Repeat the records in full and exactly, omitting pictures.

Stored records
|---|
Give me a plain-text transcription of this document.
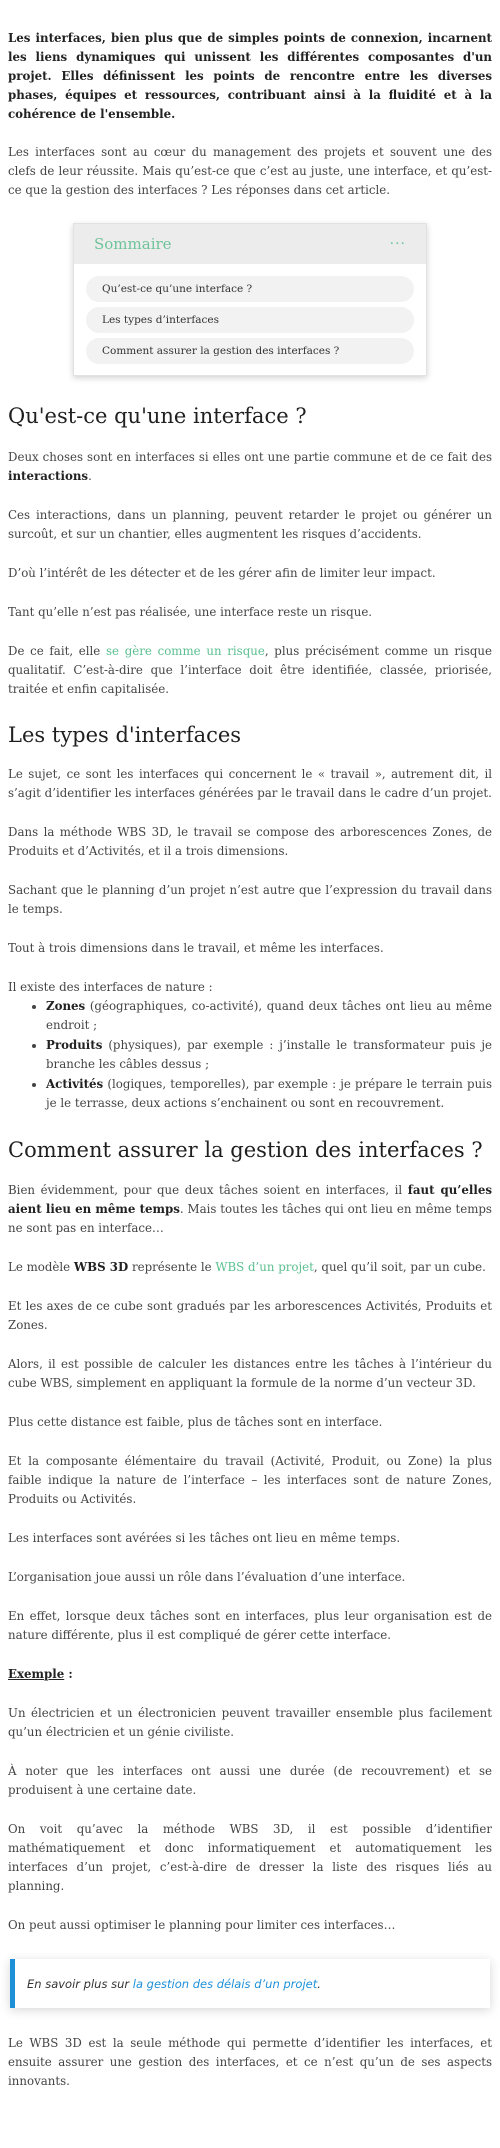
Les interfaces, bien plus que de simples points de connexion, incarnent les liens dynamiques qui unissent les différentes composantes d'un projet. Elles définissent les points de rencontre entre les diverses phases, équipes et ressources, contribuant ainsi à la fluidité et à la cohérence de l'ensemble.

Les interfaces sont au cœur du management des projets et souvent une des clefs de leur réussite. Mais qu’est-ce que c’est au juste, une interface, et qu’est-ce que la gestion des interfaces ? Les réponses dans cet article.

Sommaire	···
Qu’est-ce qu’une interface ?
Les types d’interfaces
Comment assurer la gestion des interfaces ?
Qu'est-ce qu'une interface ?

Deux choses sont en interfaces si elles ont une partie commune et de ce fait des interactions.

Ces interactions, dans un planning, peuvent retarder le projet ou générer un surcoût, et sur un chantier, elles augmentent les risques d’accidents.

D’où l’intérêt de les détecter et de les gérer afin de limiter leur impact.

Tant qu’elle n’est pas réalisée, une interface reste un risque.

De ce fait, elle se gère comme un risque, plus précisément comme un risque qualitatif. C’est-à-dire que l’interface doit être identifiée, classée, priorisée, traitée et enfin capitalisée.

Les types d'interfaces

Le sujet, ce sont les interfaces qui concernent le « travail », autrement dit, il s’agit d’identifier les interfaces générées par le travail dans le cadre d’un projet.

Dans la méthode WBS 3D, le travail se compose des arborescences Zones, de Produits et d’Activités, et il a trois dimensions.

Sachant que le planning d’un projet n’est autre que l’expression du travail dans le temps.

Tout à trois dimensions dans le travail, et même les interfaces.

Il existe des interfaces de nature :

• Zones (géographiques, co-activité), quand deux tâches ont lieu au même endroit ;
• Produits (physiques), par exemple : j’installe le transformateur puis je branche les câbles dessus ;
• Activités (logiques, temporelles), par exemple : je prépare le terrain puis je le terrasse, deux actions s’enchainent ou sont en recouvrement.
Comment assurer la gestion des interfaces ?

Bien évidemment, pour que deux tâches soient en interfaces, il faut qu’elles aient lieu en même temps. Mais toutes les tâches qui ont lieu en même temps ne sont pas en interface…

Le modèle WBS 3D représente le WBS d’un projet, quel qu’il soit, par un cube.

Et les axes de ce cube sont gradués par les arborescences Activités, Produits et Zones.

Alors, il est possible de calculer les distances entre les tâches à l’intérieur du cube WBS, simplement en appliquant la formule de la norme d’un vecteur 3D.

Plus cette distance est faible, plus de tâches sont en interface.

Et la composante élémentaire du travail (Activité, Produit, ou Zone) la plus faible indique la nature de l’interface – les interfaces sont de nature Zones, Produits ou Activités.

Les interfaces sont avérées si les tâches ont lieu en même temps.

L’organisation joue aussi un rôle dans l’évaluation d’une interface.

En effet, lorsque deux tâches sont en interfaces, plus leur organisation est de nature différente, plus il est compliqué de gérer cette interface.

Exemple :

Un électricien et un électronicien peuvent travailler ensemble plus facilement qu’un électricien et un génie civiliste.

À noter que les interfaces ont aussi une durée (de recouvrement) et se produisent à une certaine date.

On voit qu’avec la méthode WBS 3D, il est possible d’identifier mathématiquement et donc informatiquement et automatiquement les interfaces d’un projet, c’est-à-dire de dresser la liste des risques liés au planning.

On peut aussi optimiser le planning pour limiter ces interfaces…

En savoir plus sur la gestion des délais d’un projet.

Le WBS 3D est la seule méthode qui permette d’identifier les interfaces, et ensuite assurer une gestion des interfaces, et ce n’est qu’un de ses aspects innovants.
|---|
▶ [Exercise answer]
Give me a plain-text transcription of this document.
Les interfaces, bien plus que de simples points de connexion, incarnent les liens dynamiques qui unissent les différentes composantes d'un projet. Elles définissent les points de rencontre entre les diverses phases, équipes et ressources, contribuant ainsi à la fluidité et à la cohérence de l'ensemble.

Les interfaces sont au cœur du management des projets et souvent une des clefs de leur réussite. Mais qu’est-ce que c’est au juste, une interface, et qu’est-ce que la gestion des interfaces ? Les réponses dans cet article.

Sommaire	···
Qu’est-ce qu’une interface ?
Les types d’interfaces
Comment assurer la gestion des interfaces ?
Qu'est-ce qu'une interface ?

Deux choses sont en interfaces si elles ont une partie commune et de ce fait des interactions.

Ces interactions, dans un planning, peuvent retarder le projet ou générer un surcoût, et sur un chantier, elles augmentent les risques d’accidents.

D’où l’intérêt de les détecter et de les gérer afin de limiter leur impact.

Tant qu’elle n’est pas réalisée, une interface reste un risque.

De ce fait, elle se gère comme un risque, plus précisément comme un risque qualitatif. C’est-à-dire que l’interface doit être identifiée, classée, priorisée, traitée et enfin capitalisée.

Les types d'interfaces

Le sujet, ce sont les interfaces qui concernent le « travail », autrement dit, il s’agit d’identifier les interfaces générées par le travail dans le cadre d’un projet.

Dans la méthode WBS 3D, le travail se compose des arborescences Zones, de Produits et d’Activités, et il a trois dimensions.

Sachant que le planning d’un projet n’est autre que l’expression du travail dans le temps.

Tout à trois dimensions dans le travail, et même les interfaces.

Il existe des interfaces de nature :

• Zones (géographiques, co-activité), quand deux tâches ont lieu au même endroit ;
• Produits (physiques), par exemple : j’installe le transformateur puis je branche les câbles dessus ;
• Activités (logiques, temporelles), par exemple : je prépare le terrain puis je le terrasse, deux actions s’enchainent ou sont en recouvrement.
Comment assurer la gestion des interfaces ?

Bien évidemment, pour que deux tâches soient en interfaces, il faut qu’elles aient lieu en même temps. Mais toutes les tâches qui ont lieu en même temps ne sont pas en interface…

Le modèle WBS 3D représente le WBS d’un projet, quel qu’il soit, par un cube.

Et les axes de ce cube sont gradués par les arborescences Activités, Produits et Zones.

Alors, il est possible de calculer les distances entre les tâches à l’intérieur du cube WBS, simplement en appliquant la formule de la norme d’un vecteur 3D.

Plus cette distance est faible, plus de tâches sont en interface.

Et la composante élémentaire du travail (Activité, Produit, ou Zone) la plus faible indique la nature de l’interface – les interfaces sont de nature Zones, Produits ou Activités.

Les interfaces sont avérées si les tâches ont lieu en même temps.

L’organisation joue aussi un rôle dans l’évaluation d’une interface.

En effet, lorsque deux tâches sont en interfaces, plus leur organisation est de nature différente, plus il est compliqué de gérer cette interface.

Exemple :

Un électricien et un électronicien peuvent travailler ensemble plus facilement qu’un électricien et un génie civiliste.

À noter que les interfaces ont aussi une durée (de recouvrement) et se produisent à une certaine date.

On voit qu’avec la méthode WBS 3D, il est possible d’identifier mathématiquement et donc informatiquement et automatiquement les interfaces d’un projet, c’est-à-dire de dresser la liste des risques liés au planning.

On peut aussi optimiser le planning pour limiter ces interfaces…

En savoir plus sur la gestion des délais d’un projet.

Le WBS 3D est la seule méthode qui permette d’identifier les interfaces, et ensuite assurer une gestion des interfaces, et ce n’est qu’un de ses aspects innovants.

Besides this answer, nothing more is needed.